1. Mehrwertsteuersystemrichtlinie

Geltende Grundlage des gemeinsamen EU-Mehrwertsteuersystems ist die Mehrwertsteuer-Systemrichtlinie 2006/112/EG vom 28.11.2006,[1] sie wird ergänzt durch die Durchführungsvorschriften zur Mehrwertsteuer-Systemrichtlinie 2006/112/EG,[2] die in allen EU-Mitgliedstaaten seit dem 01.07.2011 anzuwenden ist. Die Finanzbehörden der EU-Mitgliedstaaten sind nach der EU-Verordnung über die Zusammenarbeit der Verwaltungsbehörden und die Betrugsbekämpfung auf dem Gebiet der Mehrwertsteuer[3] verpflichtet, sich gegenseitig Amtshilfe durch Auskunftsaustausch zu leisten. Möglich sind nach dieser Verordnung der Informationsaustausch auf Ersuchen und in diesem Zusammenhang u. a. auch die Teilnahme bei behördlichen Ermittlungen im ersuchten Staat sowie gleichzeitige Prüfungen eines Steuerpflichtigen in verschiedenen Mitgliedstaaten, sowie der Informationsaustausch ohne vorheriges Ersuchen. Zudem ist diese Verordnung Grundlage zur Bildung eines Netzwerkes für einen raschen Austausch gezielter Informationen zwischen den Mitgliedstaaten, das sog. EUROFISC. Auch für diese Verordnung gibt es eine Durchführungsverordnung,[4] die die praktischen Modalitäten und technischen Einzelheiten der Informationsübermittlung zwischen den Steuerbehörden (i. d. R. auf elektronischem Weg) festlegt.

Der Mehrwertsteuer unterliegen Umsätze sowie die Einfuhr von Gegenständen, die ein Steuerpflichtiger als solcher im Gebiet eines EU-Mitgliedstaates gegen Entgelt tätigt.[5] Dazu gehören namentlich:

–          die Lieferung von Gegenständen durch einen Steuerpflichtigen,

–          der innergemeinschaftliche Erwerb von aus einem anderen Mitgliedstaat stammenden Gegenständen in einem bestimmten Mitgliedstaat,

–          die Erbringung von Dienstleistungen durch einen Steuerpflichtigen,

–          die Einfuhr von Gegenständen mit Herkunft außerhalb der EU.

Bei der Besteuerung von grenzüberschreitenden Dienstleistungen innerhalb der EU ist seit 01.01.2010 ein Systemwechsel erfolgt,[6] grenzüberschreitende Dienstleistungen sind seitdem nicht mehr im Ursprungsland, sondern im Bestimmungsland mehrwertsteuerpflichtig. Hintergrund dieses Systemwechsels war das Bestreben, Wettbewerbsverzerrungen zu vermeiden.

Die Eckdaten des gemeinsames EU-Mehrwertsteuersystems sind ein Regelsteuersatz von mindestens 15 %, wobei es keine Obergrenze gibt; möglich sind aber ermäßigte Steuersätze für bestimmte Leistungs- und Warengruppen, hier jedoch mindestens 5 %. Zudem kann für bestimmte Leistungsgruppen eine Mehrwertsteuerbefreiung erfolgen, dann ist aber auch der Vorsteuerabzug ausgeschlossen oder es liegt statt der Befreiung eine Nullsatzregelung vor, bei der der Vorsteuerabzug möglich bleibt.
========================================================================
AUFGABE 1:
Prüfe, ob die Aussagen (a), (b) und (c) mit dem Text zum EU-Mehrwertsteuersystem übereinstimmen, und beantworte jede mit Ja oder Nein samt den entscheidenden Worten des Textes als wörtlichem Zitat. (a) Für den Regelsteuersatz gibt es eine Obergrenze. (b) Grenzüberschreitende Dienstleistungen innerhalb der EU sind seit dem 01.01.2010 im Bestimmungsland mehrwertsteuerpflichtig. (c) Bei einer Nullsatzregelung bleibt der Vorsteuerabzug möglich.

ERFASSTE ANGABEN:
========================================================================
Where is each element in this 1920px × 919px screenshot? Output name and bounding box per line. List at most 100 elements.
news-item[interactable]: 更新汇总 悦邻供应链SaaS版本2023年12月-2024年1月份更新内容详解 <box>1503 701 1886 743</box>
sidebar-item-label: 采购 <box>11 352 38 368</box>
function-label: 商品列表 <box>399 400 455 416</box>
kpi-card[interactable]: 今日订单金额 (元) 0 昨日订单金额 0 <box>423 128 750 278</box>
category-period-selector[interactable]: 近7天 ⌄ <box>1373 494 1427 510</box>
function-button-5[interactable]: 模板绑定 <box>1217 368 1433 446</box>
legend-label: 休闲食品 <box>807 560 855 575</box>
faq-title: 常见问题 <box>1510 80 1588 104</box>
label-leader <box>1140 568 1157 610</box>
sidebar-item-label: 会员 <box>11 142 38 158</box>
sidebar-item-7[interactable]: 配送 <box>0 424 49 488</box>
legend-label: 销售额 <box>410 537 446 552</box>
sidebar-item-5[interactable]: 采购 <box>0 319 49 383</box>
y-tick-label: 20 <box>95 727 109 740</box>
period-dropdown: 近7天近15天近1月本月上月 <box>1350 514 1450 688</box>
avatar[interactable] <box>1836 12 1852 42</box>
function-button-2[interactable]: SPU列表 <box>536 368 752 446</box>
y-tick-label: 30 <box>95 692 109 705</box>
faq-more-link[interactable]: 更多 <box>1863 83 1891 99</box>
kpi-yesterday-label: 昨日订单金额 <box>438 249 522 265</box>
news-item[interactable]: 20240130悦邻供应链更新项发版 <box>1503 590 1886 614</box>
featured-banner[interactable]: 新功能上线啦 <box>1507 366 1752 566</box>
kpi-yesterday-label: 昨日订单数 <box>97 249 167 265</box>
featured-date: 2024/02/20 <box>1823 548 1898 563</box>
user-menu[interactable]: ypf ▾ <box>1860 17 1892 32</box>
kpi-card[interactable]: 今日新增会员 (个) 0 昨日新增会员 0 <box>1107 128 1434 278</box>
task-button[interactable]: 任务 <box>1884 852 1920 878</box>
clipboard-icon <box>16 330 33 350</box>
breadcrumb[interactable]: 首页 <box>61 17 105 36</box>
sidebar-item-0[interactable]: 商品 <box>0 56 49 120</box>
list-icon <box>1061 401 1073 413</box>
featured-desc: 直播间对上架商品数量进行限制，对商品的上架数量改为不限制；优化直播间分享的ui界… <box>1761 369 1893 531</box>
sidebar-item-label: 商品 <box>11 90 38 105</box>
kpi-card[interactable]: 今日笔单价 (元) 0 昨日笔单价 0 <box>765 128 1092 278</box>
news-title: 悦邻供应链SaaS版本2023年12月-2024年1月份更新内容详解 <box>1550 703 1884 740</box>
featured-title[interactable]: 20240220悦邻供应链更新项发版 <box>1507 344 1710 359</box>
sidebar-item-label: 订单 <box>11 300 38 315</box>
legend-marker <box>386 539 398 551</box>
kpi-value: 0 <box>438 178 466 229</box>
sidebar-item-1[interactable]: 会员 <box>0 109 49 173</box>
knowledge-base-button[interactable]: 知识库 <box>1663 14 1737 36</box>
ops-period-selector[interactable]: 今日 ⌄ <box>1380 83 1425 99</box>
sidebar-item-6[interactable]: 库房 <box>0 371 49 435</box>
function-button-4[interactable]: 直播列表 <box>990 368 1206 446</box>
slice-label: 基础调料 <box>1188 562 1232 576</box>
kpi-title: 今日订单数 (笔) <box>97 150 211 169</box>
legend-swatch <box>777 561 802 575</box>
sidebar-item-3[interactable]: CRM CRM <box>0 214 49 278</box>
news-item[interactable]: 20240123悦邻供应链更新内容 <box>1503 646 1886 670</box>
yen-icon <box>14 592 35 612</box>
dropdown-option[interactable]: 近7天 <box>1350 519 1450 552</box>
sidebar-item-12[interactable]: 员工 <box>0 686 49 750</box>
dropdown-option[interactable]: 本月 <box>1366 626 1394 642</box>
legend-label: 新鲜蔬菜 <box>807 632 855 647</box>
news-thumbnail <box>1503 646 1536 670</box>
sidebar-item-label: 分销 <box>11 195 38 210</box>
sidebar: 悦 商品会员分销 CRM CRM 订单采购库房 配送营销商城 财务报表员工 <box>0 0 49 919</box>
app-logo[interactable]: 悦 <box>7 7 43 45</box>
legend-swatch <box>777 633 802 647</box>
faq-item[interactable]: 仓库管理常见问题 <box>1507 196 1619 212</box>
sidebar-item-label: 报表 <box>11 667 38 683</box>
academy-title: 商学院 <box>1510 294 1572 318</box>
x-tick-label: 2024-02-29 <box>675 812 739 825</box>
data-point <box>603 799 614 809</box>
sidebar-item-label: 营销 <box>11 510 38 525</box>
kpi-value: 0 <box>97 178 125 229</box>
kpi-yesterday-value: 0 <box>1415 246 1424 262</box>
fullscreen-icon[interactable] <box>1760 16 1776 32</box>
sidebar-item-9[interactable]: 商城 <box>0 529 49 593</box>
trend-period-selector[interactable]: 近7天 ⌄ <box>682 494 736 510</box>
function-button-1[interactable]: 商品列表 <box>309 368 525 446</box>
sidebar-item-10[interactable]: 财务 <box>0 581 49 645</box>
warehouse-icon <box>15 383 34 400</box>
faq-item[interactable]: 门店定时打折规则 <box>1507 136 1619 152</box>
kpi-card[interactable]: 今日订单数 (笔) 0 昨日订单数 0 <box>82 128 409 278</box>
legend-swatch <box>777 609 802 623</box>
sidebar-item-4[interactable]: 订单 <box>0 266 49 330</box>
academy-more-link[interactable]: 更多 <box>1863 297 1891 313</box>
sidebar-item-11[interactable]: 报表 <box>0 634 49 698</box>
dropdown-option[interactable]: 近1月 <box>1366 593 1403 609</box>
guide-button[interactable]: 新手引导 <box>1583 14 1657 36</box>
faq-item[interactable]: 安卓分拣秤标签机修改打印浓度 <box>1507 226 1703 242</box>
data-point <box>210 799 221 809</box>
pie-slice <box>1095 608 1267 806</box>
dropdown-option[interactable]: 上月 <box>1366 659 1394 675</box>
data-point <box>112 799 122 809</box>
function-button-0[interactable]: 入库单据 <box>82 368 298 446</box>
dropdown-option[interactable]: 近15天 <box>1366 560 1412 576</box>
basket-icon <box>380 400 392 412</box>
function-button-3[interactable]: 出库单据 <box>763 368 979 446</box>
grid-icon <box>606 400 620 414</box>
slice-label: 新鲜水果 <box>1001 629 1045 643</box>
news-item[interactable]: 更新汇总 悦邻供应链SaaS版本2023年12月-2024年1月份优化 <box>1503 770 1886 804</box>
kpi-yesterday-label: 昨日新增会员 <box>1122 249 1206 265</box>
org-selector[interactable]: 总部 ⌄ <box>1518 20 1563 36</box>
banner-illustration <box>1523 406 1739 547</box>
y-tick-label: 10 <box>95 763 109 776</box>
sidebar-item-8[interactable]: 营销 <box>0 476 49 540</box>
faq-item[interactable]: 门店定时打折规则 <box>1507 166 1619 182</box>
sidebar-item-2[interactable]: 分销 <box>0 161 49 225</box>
========================================================================
AUFGABE 2:
Gib die Einträge oben unverändert wieder, beginnend am Anfang der Einträge und endend mit der Zeile, die „function-label: 商品列表 <box>399“ enthält, beide Enden eingeschlossen.

ERGEBNIS 1:
(a) Nein: „ein Regelsteuersatz von mindestens 15 %, wobei es keine Obergrenze gibt“
(b) Ja: „grenzüberschreitende Dienstleistungen sind seitdem nicht mehr im Ursprungsland, sondern im Bestimmungsland mehrwertsteuerpflichtig“
(c) Ja: „eine Nullsatzregelung vor, bei der der Vorsteuerabzug möglich bleibt“

ERGEBNIS 2:
Where is each element in this 1920px × 919px screenshot? Output name and bounding box per line. List at most 100 elements.
news-item[interactable]: 更新汇总 悦邻供应链SaaS版本2023年12月-2024年1月份更新内容详解 <box>1503 701 1886 743</box>
sidebar-item-label: 采购 <box>11 352 38 368</box>
function-label: 商品列表 <box>399 400 455 416</box>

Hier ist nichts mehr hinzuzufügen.